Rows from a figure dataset

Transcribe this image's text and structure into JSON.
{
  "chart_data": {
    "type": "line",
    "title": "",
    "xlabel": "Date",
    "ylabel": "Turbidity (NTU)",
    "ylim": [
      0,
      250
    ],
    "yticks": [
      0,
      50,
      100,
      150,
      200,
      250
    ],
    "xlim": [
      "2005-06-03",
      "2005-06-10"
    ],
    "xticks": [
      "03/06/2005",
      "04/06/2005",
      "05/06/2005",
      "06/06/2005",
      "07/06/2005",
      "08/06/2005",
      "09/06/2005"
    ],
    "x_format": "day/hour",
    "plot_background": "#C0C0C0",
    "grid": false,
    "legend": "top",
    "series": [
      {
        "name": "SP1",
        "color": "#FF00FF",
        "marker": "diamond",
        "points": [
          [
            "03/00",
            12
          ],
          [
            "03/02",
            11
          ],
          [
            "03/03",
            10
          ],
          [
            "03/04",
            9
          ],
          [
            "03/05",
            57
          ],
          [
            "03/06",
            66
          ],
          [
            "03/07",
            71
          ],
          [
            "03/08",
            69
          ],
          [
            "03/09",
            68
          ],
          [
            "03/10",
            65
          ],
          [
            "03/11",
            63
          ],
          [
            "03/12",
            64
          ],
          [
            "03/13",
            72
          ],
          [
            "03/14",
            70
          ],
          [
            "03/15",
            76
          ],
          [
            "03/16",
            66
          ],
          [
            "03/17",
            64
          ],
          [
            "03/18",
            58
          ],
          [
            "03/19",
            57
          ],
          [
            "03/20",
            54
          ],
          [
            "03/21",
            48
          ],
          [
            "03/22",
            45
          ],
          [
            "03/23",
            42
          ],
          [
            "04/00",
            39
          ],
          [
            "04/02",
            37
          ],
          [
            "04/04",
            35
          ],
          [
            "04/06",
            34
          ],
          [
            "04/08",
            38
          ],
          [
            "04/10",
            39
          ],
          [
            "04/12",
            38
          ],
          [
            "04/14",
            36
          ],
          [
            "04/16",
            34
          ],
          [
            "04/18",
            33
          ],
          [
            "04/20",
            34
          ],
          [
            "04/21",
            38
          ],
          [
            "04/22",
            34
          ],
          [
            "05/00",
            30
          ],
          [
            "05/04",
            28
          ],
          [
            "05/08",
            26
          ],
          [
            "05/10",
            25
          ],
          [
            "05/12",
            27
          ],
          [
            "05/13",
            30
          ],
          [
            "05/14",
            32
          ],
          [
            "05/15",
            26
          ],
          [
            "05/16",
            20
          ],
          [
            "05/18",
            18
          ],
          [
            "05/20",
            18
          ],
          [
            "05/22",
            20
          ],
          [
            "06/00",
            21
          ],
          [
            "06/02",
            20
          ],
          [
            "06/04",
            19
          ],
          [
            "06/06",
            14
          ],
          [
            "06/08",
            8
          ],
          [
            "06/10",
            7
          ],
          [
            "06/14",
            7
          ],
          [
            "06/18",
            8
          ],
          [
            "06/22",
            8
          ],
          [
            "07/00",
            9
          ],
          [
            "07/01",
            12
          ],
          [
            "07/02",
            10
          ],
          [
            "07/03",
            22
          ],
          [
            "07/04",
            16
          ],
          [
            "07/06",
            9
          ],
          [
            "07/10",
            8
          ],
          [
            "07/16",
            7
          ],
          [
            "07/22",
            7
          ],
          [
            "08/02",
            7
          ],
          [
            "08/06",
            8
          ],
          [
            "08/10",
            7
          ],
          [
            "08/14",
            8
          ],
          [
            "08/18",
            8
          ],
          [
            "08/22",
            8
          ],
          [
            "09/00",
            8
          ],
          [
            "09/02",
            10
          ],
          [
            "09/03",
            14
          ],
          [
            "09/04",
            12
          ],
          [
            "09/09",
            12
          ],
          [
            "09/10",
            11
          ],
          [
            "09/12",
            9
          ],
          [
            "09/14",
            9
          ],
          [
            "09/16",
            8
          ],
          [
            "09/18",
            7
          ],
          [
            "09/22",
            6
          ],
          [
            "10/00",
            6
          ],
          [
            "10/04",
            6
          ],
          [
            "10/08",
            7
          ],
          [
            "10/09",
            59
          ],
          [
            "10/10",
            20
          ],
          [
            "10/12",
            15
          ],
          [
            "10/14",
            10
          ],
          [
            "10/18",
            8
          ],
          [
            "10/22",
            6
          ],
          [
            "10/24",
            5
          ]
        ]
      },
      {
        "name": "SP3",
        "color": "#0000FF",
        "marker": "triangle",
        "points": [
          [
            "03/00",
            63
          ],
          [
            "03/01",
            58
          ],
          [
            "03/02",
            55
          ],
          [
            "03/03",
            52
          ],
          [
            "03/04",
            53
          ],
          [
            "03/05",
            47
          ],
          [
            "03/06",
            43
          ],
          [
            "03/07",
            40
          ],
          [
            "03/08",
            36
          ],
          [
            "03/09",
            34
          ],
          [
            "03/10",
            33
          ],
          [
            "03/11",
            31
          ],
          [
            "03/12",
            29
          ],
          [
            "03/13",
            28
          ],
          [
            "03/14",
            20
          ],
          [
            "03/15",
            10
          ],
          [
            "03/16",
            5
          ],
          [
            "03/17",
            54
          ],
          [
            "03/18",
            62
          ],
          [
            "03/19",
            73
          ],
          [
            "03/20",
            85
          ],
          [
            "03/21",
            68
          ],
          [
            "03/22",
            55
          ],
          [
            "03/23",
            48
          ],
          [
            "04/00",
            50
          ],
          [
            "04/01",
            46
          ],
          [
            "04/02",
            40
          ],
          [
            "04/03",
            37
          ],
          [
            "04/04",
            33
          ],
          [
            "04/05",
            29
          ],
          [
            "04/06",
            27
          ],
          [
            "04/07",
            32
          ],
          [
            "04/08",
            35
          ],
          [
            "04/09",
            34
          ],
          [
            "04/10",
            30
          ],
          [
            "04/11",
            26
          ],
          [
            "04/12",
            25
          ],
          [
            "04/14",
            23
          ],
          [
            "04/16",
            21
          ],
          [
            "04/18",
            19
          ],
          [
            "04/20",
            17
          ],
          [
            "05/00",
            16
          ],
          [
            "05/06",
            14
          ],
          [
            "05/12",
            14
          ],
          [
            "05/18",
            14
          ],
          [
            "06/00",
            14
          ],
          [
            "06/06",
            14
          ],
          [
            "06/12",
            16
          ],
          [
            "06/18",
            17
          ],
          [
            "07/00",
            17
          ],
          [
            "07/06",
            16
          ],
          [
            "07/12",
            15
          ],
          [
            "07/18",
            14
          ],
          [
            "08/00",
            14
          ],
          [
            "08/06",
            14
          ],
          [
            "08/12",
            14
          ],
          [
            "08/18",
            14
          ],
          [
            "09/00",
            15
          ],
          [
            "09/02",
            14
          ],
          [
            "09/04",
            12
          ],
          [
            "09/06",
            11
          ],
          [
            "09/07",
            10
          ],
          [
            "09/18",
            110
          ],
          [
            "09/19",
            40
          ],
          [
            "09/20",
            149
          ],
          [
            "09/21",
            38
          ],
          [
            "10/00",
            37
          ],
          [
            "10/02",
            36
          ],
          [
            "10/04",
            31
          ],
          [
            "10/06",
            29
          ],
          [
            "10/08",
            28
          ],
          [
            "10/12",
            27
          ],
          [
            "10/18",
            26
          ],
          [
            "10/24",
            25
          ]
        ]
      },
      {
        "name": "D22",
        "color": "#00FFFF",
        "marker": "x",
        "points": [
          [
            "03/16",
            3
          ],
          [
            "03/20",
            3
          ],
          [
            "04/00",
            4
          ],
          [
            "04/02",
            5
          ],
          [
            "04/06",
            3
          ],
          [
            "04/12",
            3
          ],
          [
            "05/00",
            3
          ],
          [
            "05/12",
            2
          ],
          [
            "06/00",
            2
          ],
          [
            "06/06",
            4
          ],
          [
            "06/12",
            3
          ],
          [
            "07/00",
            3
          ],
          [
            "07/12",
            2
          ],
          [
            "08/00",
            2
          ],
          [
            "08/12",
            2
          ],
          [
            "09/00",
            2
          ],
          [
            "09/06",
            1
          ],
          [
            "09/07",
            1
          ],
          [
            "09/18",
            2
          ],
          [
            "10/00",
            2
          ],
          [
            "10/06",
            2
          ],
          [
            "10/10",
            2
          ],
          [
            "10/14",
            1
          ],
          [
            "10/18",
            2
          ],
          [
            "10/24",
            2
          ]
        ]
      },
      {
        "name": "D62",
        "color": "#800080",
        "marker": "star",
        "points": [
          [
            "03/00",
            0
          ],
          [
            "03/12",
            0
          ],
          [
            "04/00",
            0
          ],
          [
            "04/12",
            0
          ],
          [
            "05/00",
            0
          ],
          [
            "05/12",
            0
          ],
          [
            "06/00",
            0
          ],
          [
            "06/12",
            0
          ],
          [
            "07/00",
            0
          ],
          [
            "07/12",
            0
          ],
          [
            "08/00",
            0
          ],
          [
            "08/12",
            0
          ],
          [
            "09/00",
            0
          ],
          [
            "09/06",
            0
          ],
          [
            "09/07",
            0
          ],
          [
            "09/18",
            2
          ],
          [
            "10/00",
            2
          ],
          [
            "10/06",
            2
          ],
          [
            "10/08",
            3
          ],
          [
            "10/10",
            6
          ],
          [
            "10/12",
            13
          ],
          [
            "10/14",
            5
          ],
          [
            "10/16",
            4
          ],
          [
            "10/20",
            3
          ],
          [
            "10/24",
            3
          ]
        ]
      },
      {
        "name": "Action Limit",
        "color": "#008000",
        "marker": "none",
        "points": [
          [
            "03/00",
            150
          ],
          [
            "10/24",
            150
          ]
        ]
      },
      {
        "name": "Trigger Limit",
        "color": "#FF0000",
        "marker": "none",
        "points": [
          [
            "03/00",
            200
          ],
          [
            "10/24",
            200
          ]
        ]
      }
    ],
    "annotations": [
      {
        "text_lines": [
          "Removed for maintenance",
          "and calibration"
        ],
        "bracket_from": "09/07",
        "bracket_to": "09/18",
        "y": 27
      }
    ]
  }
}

### Task requirements
Check each line above for the word "Limit" and give the number of lines that have it, nothing else.

### Complete response
2